Instruction:
Copy the lines holding the word "awen", all of them.

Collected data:
--- START ---

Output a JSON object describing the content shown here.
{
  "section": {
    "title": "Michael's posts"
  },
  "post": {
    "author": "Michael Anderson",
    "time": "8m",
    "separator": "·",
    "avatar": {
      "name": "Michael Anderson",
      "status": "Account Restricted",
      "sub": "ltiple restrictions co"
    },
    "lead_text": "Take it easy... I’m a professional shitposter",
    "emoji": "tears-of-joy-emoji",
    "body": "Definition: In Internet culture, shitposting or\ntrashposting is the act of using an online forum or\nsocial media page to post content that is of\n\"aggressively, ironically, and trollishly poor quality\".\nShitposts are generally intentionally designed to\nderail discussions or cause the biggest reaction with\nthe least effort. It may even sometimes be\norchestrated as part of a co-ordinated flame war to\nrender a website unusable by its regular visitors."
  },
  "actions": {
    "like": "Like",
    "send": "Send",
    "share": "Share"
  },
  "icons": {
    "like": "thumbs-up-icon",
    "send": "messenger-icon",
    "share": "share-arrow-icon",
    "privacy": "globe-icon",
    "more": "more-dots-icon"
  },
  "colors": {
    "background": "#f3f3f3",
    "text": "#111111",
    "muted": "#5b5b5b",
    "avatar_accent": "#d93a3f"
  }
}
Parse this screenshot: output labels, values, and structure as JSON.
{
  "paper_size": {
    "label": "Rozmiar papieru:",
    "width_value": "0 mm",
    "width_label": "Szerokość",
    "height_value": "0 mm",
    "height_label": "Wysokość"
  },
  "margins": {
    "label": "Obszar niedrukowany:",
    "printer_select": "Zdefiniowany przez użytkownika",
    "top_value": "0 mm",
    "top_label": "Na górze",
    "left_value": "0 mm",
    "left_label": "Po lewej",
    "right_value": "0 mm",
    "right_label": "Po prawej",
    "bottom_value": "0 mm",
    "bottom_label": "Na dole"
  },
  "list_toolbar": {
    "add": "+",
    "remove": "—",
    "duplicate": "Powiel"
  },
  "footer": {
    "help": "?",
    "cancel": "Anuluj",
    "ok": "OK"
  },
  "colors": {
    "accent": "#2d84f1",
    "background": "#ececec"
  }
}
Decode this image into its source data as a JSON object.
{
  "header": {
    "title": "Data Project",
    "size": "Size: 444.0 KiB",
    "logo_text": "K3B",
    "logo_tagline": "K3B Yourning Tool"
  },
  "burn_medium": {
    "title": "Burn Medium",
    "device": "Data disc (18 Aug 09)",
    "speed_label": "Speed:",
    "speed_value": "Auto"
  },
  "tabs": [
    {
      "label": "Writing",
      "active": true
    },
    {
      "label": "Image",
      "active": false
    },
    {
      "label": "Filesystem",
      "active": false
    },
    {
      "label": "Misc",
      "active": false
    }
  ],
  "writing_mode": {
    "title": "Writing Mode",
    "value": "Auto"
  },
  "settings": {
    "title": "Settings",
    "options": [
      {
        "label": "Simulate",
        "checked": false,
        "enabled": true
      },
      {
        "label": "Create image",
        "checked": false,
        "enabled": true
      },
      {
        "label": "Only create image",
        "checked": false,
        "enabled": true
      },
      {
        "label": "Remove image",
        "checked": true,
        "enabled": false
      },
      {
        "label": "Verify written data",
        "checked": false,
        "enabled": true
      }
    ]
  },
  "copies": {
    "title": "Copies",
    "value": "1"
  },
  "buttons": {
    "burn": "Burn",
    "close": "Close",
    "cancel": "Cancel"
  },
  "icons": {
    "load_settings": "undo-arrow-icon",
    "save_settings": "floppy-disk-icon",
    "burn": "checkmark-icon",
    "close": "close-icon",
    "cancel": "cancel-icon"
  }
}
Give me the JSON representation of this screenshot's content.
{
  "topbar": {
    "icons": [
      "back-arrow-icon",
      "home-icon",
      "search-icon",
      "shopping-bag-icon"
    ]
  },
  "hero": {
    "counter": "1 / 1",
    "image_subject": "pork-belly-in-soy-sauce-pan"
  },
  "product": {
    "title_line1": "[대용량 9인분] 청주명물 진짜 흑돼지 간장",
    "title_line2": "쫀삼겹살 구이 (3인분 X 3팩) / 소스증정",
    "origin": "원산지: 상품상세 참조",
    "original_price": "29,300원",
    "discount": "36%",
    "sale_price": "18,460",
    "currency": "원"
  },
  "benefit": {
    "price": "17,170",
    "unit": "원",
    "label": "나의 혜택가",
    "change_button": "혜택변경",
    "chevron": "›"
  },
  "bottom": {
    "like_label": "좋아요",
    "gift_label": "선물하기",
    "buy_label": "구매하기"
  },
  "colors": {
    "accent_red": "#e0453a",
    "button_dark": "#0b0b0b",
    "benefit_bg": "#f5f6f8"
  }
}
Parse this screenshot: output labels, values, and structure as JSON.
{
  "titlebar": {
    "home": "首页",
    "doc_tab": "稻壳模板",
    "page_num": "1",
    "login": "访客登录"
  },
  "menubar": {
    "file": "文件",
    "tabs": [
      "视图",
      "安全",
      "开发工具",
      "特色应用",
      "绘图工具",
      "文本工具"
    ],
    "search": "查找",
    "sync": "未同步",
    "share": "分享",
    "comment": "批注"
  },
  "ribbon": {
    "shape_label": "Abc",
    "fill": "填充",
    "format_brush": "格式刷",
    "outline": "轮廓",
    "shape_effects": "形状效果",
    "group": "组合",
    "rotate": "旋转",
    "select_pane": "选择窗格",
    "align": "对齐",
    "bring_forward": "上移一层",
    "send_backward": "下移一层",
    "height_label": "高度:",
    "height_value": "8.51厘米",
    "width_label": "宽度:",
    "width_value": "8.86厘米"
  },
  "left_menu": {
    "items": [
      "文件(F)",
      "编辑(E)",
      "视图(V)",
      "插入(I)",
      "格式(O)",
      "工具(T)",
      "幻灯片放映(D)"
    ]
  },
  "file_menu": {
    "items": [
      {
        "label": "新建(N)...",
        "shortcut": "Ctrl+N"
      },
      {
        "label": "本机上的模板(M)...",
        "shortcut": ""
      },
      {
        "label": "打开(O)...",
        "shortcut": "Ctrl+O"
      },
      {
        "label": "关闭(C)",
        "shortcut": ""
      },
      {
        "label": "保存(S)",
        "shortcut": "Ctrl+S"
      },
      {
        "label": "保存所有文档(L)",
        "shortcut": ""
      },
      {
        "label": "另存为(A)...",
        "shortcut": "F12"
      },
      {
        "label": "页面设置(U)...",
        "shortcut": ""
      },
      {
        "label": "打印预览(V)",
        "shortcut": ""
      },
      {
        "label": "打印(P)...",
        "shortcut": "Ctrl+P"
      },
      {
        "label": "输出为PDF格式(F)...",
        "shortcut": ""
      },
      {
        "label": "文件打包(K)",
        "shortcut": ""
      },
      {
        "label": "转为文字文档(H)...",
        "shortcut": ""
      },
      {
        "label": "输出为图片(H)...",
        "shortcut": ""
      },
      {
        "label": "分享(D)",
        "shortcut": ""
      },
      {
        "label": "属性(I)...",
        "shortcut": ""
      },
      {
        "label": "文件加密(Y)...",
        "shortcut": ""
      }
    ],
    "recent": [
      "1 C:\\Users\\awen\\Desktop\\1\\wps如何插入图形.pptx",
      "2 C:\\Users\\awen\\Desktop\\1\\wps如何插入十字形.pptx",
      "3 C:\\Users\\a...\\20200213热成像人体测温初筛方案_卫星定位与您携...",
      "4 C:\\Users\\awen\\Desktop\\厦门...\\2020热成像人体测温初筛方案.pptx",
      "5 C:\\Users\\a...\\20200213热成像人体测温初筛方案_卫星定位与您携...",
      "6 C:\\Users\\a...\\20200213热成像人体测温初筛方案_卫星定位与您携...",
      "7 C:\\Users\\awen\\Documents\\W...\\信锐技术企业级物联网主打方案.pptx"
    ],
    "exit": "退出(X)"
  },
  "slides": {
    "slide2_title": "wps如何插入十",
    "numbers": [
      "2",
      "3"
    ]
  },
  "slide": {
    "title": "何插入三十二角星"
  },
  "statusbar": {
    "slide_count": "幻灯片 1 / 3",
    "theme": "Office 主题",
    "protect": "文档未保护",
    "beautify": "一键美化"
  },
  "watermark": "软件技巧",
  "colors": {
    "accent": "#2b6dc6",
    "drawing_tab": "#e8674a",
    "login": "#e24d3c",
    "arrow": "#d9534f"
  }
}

--- END ---

Solved exercise:
      "1 C:\\Users\\awen\\Desktop\\1\\wps如何插入图形.pptx",
      "2 C:\\Users\\awen\\Desktop\\1\\wps如何插入十字形.pptx",
      "4 C:\\Users\\awen\\Desktop\\厦门...\\2020热成像人体测温初筛方案.pptx",
      "7 C:\\Users\\awen\\Documents\\W...\\信锐技术企业级物联网主打方案.pptx"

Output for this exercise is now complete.